DATA ROWS:
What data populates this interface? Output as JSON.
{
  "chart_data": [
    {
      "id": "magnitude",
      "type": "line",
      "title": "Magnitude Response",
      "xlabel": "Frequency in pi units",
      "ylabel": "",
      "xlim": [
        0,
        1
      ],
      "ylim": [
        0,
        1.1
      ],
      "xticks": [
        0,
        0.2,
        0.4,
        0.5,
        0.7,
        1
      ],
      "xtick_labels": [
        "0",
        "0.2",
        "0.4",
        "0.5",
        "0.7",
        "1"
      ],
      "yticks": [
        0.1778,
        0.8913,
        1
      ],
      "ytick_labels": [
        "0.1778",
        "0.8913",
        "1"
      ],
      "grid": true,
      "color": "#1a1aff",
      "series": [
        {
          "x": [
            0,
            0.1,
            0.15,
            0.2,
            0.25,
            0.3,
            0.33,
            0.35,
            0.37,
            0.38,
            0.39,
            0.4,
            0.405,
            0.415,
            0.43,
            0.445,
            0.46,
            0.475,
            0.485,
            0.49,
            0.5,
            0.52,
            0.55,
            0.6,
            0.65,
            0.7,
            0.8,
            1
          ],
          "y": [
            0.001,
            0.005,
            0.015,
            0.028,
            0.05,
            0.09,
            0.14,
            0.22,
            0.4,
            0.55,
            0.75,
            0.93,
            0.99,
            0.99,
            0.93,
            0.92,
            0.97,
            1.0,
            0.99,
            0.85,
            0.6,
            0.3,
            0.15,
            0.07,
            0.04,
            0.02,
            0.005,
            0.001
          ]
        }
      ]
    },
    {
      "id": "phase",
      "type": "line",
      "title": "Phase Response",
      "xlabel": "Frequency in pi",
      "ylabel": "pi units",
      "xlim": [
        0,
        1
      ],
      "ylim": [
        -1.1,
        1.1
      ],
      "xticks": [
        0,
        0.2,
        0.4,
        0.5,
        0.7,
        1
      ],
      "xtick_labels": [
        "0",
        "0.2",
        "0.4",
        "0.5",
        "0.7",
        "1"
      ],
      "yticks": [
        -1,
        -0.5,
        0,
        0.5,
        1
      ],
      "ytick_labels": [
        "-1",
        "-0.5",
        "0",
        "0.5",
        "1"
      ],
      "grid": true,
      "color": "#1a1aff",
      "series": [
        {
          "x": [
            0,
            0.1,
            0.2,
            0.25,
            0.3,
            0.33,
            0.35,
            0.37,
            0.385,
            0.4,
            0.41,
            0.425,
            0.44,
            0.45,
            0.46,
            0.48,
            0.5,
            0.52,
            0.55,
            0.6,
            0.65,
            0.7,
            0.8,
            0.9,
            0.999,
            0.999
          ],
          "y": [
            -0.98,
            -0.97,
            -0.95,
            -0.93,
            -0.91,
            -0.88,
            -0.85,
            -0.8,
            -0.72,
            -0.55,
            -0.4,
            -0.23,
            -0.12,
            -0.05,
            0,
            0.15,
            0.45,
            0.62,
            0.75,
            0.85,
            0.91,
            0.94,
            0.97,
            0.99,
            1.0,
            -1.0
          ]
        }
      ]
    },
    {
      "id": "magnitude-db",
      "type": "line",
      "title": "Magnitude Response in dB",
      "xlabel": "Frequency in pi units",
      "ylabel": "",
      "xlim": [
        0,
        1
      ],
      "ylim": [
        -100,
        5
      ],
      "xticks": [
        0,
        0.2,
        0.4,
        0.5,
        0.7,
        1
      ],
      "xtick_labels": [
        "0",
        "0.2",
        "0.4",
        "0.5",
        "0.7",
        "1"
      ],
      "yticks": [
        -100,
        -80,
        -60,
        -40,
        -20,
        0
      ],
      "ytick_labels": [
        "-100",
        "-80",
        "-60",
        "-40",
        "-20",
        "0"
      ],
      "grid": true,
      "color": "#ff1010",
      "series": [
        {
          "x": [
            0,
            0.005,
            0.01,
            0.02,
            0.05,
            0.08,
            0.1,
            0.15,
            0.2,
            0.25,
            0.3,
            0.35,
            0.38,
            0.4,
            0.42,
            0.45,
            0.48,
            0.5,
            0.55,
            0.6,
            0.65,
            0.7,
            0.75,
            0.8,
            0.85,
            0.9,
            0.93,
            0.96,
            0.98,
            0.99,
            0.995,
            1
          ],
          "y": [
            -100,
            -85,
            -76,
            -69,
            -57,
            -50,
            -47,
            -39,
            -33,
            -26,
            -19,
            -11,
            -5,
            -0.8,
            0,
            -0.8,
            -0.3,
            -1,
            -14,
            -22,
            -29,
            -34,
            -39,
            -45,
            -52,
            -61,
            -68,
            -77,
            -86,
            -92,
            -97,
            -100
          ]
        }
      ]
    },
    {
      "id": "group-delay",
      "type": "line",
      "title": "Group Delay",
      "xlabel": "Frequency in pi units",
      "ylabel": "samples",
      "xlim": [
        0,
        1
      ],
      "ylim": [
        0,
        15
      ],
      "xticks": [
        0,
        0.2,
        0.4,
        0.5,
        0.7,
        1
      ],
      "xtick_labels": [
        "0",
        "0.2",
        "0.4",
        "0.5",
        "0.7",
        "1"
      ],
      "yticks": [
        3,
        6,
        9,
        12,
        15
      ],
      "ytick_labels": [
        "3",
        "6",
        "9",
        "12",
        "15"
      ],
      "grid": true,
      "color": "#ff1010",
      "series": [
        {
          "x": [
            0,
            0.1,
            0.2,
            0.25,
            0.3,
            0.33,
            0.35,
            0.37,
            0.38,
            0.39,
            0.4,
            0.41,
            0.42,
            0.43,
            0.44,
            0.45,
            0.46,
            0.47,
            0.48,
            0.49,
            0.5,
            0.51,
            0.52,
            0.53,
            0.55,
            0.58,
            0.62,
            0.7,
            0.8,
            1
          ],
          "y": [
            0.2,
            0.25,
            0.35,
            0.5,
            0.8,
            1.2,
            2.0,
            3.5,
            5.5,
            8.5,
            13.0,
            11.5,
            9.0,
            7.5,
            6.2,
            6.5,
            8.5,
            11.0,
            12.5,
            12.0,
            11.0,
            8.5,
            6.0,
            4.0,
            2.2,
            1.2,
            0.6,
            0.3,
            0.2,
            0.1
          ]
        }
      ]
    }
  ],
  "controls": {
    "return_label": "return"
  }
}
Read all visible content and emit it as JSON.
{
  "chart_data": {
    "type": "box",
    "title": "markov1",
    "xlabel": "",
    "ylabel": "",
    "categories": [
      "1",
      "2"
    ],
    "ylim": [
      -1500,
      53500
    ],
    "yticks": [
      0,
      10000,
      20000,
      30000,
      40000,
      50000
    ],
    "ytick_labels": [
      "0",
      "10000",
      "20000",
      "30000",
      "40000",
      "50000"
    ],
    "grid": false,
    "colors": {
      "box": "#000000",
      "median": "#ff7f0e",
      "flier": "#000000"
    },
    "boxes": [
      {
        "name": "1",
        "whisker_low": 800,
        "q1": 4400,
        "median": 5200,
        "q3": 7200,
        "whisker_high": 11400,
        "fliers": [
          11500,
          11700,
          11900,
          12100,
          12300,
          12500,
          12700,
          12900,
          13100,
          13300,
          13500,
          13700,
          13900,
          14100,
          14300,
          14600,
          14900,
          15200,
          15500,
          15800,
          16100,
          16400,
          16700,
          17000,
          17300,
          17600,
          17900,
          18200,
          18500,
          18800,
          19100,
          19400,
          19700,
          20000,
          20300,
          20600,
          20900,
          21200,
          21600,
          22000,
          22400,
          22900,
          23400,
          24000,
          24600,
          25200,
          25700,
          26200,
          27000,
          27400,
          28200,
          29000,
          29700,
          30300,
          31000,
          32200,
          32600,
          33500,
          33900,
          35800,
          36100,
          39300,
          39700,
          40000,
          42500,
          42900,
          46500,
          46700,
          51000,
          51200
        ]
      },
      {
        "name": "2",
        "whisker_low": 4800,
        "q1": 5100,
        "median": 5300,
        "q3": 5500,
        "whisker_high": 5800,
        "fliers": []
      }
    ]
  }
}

GIVEN EXERCISE:
Gather every line from the entries above where the word "median" appears, and copy them.

OUTPUT FOR THIS TASK:
      "median": "#ff7f0e",
        "median": 5200,
        "median": 5300,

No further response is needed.